THE REQUEST: Go through the entries below, tally each line with the string "screenshot", and give the final number by itself.

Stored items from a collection
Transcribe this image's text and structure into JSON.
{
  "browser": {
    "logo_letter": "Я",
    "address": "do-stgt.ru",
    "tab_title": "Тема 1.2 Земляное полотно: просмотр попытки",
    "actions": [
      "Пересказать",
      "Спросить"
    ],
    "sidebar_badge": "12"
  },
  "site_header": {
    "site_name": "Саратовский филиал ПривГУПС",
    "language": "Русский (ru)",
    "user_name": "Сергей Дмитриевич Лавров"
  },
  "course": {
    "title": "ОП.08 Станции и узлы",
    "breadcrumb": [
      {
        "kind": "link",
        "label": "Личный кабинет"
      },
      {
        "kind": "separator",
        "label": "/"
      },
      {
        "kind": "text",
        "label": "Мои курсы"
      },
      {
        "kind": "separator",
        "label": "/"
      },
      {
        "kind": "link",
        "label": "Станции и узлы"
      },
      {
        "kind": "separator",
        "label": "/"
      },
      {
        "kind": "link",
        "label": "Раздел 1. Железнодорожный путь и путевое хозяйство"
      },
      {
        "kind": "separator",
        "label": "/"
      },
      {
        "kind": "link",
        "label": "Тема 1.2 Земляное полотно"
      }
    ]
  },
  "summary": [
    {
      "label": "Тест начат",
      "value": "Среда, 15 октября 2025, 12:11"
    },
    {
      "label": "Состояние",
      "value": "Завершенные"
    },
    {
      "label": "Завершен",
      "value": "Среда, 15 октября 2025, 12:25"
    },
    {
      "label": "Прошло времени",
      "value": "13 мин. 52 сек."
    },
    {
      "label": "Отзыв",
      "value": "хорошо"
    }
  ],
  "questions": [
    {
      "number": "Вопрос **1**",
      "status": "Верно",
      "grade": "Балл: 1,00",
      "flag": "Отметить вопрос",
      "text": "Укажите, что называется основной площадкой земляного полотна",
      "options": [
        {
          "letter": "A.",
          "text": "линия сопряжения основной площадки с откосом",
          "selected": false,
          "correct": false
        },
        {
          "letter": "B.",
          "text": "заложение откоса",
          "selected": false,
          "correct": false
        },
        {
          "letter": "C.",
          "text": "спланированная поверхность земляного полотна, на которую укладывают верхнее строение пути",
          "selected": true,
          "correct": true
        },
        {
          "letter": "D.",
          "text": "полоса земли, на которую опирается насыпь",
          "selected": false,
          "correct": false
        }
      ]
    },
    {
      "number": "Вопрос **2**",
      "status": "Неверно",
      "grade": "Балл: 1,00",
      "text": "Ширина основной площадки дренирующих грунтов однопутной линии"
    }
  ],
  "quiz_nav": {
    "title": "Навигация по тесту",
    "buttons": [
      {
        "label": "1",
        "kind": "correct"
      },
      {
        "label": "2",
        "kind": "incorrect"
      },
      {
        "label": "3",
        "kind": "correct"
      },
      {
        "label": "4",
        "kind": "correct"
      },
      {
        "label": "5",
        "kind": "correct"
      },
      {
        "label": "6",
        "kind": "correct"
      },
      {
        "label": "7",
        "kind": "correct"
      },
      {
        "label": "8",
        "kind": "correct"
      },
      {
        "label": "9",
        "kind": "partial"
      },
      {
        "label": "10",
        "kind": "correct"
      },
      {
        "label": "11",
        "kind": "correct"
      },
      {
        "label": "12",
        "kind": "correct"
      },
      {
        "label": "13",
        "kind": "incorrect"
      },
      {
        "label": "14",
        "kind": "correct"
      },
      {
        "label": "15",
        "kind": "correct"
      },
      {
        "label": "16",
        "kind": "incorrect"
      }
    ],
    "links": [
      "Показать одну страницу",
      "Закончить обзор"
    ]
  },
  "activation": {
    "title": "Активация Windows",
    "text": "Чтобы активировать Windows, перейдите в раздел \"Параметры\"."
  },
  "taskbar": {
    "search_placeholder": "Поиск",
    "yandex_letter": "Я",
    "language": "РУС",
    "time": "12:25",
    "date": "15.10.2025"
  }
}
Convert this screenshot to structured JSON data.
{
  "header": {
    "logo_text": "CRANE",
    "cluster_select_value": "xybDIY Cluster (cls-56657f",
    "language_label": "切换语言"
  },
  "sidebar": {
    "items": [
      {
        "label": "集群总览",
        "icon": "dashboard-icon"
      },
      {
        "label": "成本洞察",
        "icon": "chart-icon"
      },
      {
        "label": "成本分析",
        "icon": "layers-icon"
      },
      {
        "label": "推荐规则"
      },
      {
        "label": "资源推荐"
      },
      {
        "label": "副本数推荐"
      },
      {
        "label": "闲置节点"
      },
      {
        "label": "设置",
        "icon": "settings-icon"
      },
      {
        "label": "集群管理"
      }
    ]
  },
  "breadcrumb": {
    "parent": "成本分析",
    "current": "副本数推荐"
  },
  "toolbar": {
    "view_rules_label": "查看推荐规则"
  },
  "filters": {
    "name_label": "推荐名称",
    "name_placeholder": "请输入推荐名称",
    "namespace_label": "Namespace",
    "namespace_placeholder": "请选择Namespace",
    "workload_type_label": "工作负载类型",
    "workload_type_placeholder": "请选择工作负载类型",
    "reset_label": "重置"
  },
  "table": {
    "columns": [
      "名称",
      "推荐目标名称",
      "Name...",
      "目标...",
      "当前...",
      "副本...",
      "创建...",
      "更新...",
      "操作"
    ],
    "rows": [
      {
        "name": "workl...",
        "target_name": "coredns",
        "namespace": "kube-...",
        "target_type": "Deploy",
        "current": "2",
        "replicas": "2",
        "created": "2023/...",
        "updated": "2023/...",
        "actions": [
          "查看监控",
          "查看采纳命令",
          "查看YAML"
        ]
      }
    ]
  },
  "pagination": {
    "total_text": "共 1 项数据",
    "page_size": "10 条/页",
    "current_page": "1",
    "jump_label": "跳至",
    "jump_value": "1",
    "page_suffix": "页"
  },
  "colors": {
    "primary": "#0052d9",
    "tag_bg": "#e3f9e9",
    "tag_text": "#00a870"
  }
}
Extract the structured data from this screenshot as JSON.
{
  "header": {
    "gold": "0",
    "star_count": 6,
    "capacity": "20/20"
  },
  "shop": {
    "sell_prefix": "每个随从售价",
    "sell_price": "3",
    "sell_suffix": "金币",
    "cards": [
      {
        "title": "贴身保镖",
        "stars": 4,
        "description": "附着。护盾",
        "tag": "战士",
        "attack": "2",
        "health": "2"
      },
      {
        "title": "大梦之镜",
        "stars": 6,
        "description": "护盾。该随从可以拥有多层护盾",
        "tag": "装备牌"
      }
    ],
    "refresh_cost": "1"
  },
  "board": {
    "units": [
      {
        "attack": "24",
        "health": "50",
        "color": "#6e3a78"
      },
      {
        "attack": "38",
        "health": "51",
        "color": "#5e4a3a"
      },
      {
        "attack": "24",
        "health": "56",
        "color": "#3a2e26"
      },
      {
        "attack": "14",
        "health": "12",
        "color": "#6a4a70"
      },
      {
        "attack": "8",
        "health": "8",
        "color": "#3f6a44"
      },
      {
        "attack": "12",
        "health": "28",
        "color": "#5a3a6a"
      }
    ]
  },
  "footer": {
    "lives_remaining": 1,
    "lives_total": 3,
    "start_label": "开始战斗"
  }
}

FINISHED ANSWER: 2